• **Data entries for graphics**:
——————————

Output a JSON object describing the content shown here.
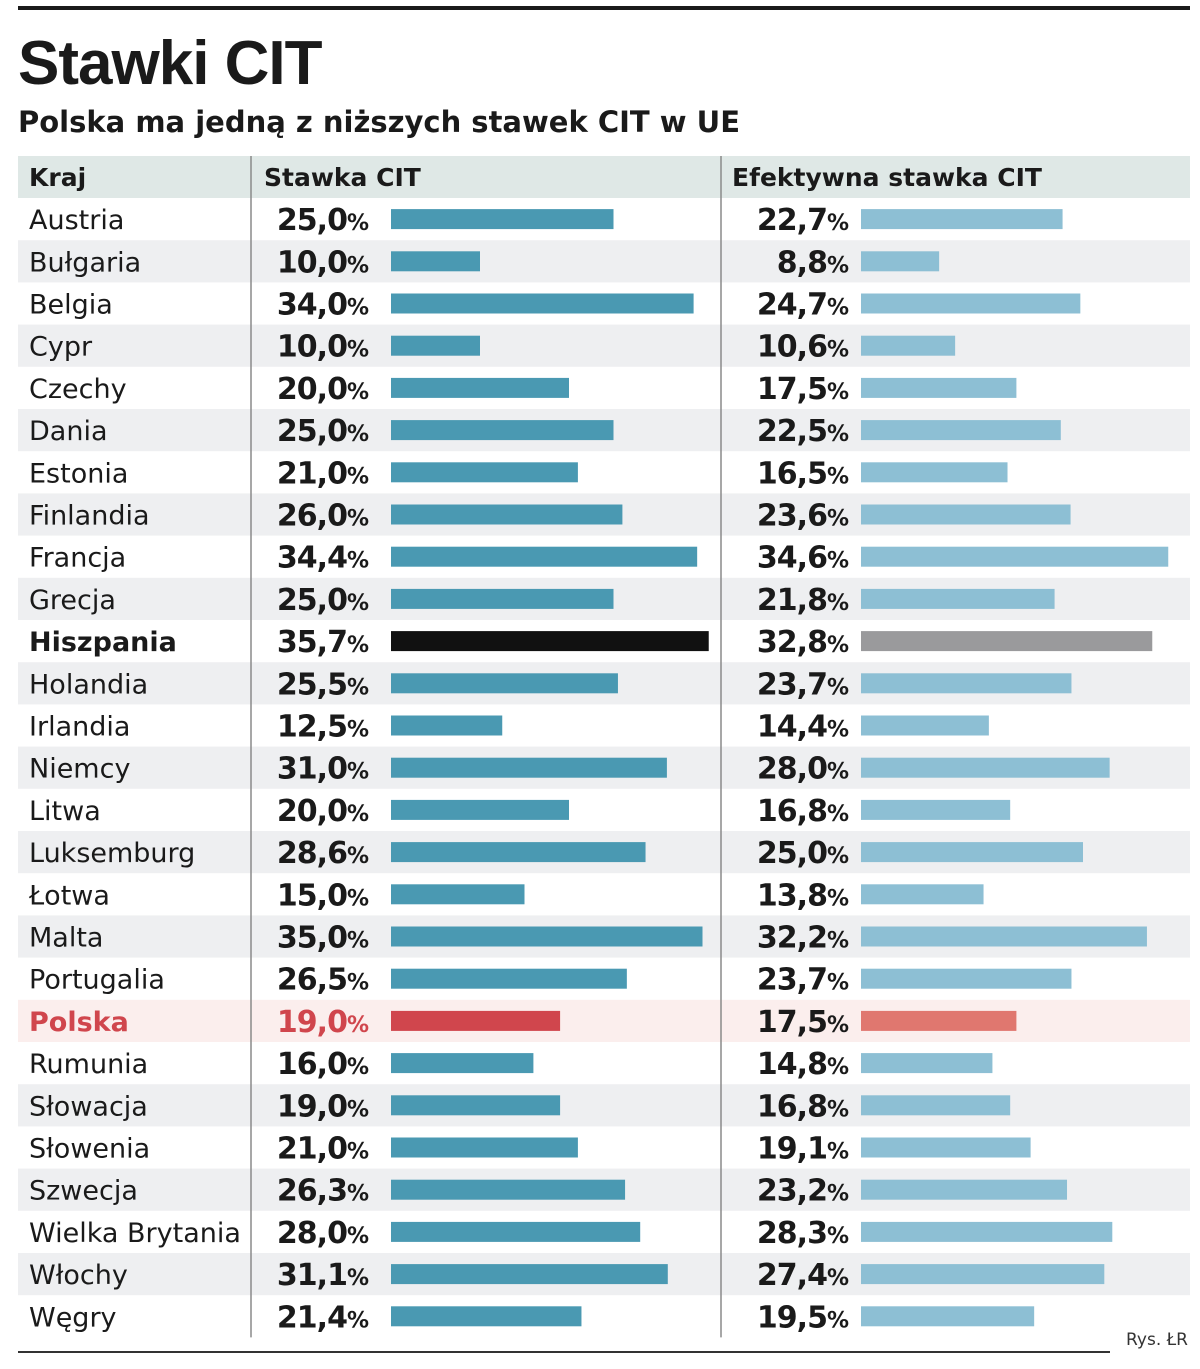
{
  "title": "Stawki CIT",
  "subtitle": "Polska ma jedną z niższych stawek CIT w UE",
  "credit": "Rys. ŁR",
  "colors": {
    "header_bg": "#dfe8e6",
    "row_alt_bg": "#eeeff1",
    "highlight_row_bg": "#fbeeed",
    "bar_stawka": "#4a99b2",
    "bar_efektywna": "#8dbfd4",
    "bar_hiszpania_stawka": "#111111",
    "bar_hiszpania_efektywna": "#9a9a9c",
    "bar_polska_stawka": "#d0464d",
    "bar_polska_efektywna": "#e0776f",
    "polska_text": "#d0464d"
  },
  "chart_data": {
    "type": "bar",
    "columns": [
      "Kraj",
      "Stawka CIT",
      "Efektywna stawka CIT"
    ],
    "unit": "%",
    "categories": [
      "Austria",
      "Bułgaria",
      "Belgia",
      "Cypr",
      "Czechy",
      "Dania",
      "Estonia",
      "Finlandia",
      "Francja",
      "Grecja",
      "Hiszpania",
      "Holandia",
      "Irlandia",
      "Niemcy",
      "Litwa",
      "Luksemburg",
      "Łotwa",
      "Malta",
      "Portugalia",
      "Polska",
      "Rumunia",
      "Słowacja",
      "Słowenia",
      "Szwecja",
      "Wielka Brytania",
      "Włochy",
      "Węgry"
    ],
    "series": [
      {
        "name": "Stawka CIT",
        "values": [
          25.0,
          10.0,
          34.0,
          10.0,
          20.0,
          25.0,
          21.0,
          26.0,
          34.4,
          25.0,
          35.7,
          25.5,
          12.5,
          31.0,
          20.0,
          28.6,
          15.0,
          35.0,
          26.5,
          19.0,
          16.0,
          19.0,
          21.0,
          26.3,
          28.0,
          31.1,
          21.4
        ],
        "labels": [
          "25,0",
          "10,0",
          "34,0",
          "10,0",
          "20,0",
          "25,0",
          "21,0",
          "26,0",
          "34,4",
          "25,0",
          "35,7",
          "25,5",
          "12,5",
          "31,0",
          "20,0",
          "28,6",
          "15,0",
          "35,0",
          "26,5",
          "19,0",
          "16,0",
          "19,0",
          "21,0",
          "26,3",
          "28,0",
          "31,1",
          "21,4"
        ]
      },
      {
        "name": "Efektywna stawka CIT",
        "values": [
          22.7,
          8.8,
          24.7,
          10.6,
          17.5,
          22.5,
          16.5,
          23.6,
          34.6,
          21.8,
          32.8,
          23.7,
          14.4,
          28.0,
          16.8,
          25.0,
          13.8,
          32.2,
          23.7,
          17.5,
          14.8,
          16.8,
          19.1,
          23.2,
          28.3,
          27.4,
          19.5
        ],
        "labels": [
          "22,7",
          "8,8",
          "24,7",
          "10,6",
          "17,5",
          "22,5",
          "16,5",
          "23,6",
          "34,6",
          "21,8",
          "32,8",
          "23,7",
          "14,4",
          "28,0",
          "16,8",
          "25,0",
          "13,8",
          "32,2",
          "23,7",
          "17,5",
          "14,8",
          "16,8",
          "19,1",
          "23,2",
          "28,3",
          "27,4",
          "19,5"
        ]
      }
    ],
    "highlighted": {
      "Hiszpania": "max",
      "Polska": "focus"
    }
  }
}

——————————

• **TASK OBJECTIVE**: Give every record back exactly as it reads, with no images.

• **RESPONSE TO THIS TASK**:
Output a JSON object describing the content shown here.
{
  "title": "Stawki CIT",
  "subtitle": "Polska ma jedną z niższych stawek CIT w UE",
  "credit": "Rys. ŁR",
  "colors": {
    "header_bg": "#dfe8e6",
    "row_alt_bg": "#eeeff1",
    "highlight_row_bg": "#fbeeed",
    "bar_stawka": "#4a99b2",
    "bar_efektywna": "#8dbfd4",
    "bar_hiszpania_stawka": "#111111",
    "bar_hiszpania_efektywna": "#9a9a9c",
    "bar_polska_stawka": "#d0464d",
    "bar_polska_efektywna": "#e0776f",
    "polska_text": "#d0464d"
  },
  "chart_data": {
    "type": "bar",
    "columns": [
      "Kraj",
      "Stawka CIT",
      "Efektywna stawka CIT"
    ],
    "unit": "%",
    "categories": [
      "Austria",
      "Bułgaria",
      "Belgia",
      "Cypr",
      "Czechy",
      "Dania",
      "Estonia",
      "Finlandia",
      "Francja",
      "Grecja",
      "Hiszpania",
      "Holandia",
      "Irlandia",
      "Niemcy",
      "Litwa",
      "Luksemburg",
      "Łotwa",
      "Malta",
      "Portugalia",
      "Polska",
      "Rumunia",
      "Słowacja",
      "Słowenia",
      "Szwecja",
      "Wielka Brytania",
      "Włochy",
      "Węgry"
    ],
    "series": [
      {
        "name": "Stawka CIT",
        "values": [
          25.0,
          10.0,
          34.0,
          10.0,
          20.0,
          25.0,
          21.0,
          26.0,
          34.4,
          25.0,
          35.7,
          25.5,
          12.5,
          31.0,
          20.0,
          28.6,
          15.0,
          35.0,
          26.5,
          19.0,
          16.0,
          19.0,
          21.0,
          26.3,
          28.0,
          31.1,
          21.4
        ],
        "labels": [
          "25,0",
          "10,0",
          "34,0",
          "10,0",
          "20,0",
          "25,0",
          "21,0",
          "26,0",
          "34,4",
          "25,0",
          "35,7",
          "25,5",
          "12,5",
          "31,0",
          "20,0",
          "28,6",
          "15,0",
          "35,0",
          "26,5",
          "19,0",
          "16,0",
          "19,0",
          "21,0",
          "26,3",
          "28,0",
          "31,1",
          "21,4"
        ]
      },
      {
        "name": "Efektywna stawka CIT",
        "values": [
          22.7,
          8.8,
          24.7,
          10.6,
          17.5,
          22.5,
          16.5,
          23.6,
          34.6,
          21.8,
          32.8,
          23.7,
          14.4,
          28.0,
          16.8,
          25.0,
          13.8,
          32.2,
          23.7,
          17.5,
          14.8,
          16.8,
          19.1,
          23.2,
          28.3,
          27.4,
          19.5
        ],
        "labels": [
          "22,7",
          "8,8",
          "24,7",
          "10,6",
          "17,5",
          "22,5",
          "16,5",
          "23,6",
          "34,6",
          "21,8",
          "32,8",
          "23,7",
          "14,4",
          "28,0",
          "16,8",
          "25,0",
          "13,8",
          "32,2",
          "23,7",
          "17,5",
          "14,8",
          "16,8",
          "19,1",
          "23,2",
          "28,3",
          "27,4",
          "19,5"
        ]
      }
    ],
    "highlighted": {
      "Hiszpania": "max",
      "Polska": "focus"
    }
  }
}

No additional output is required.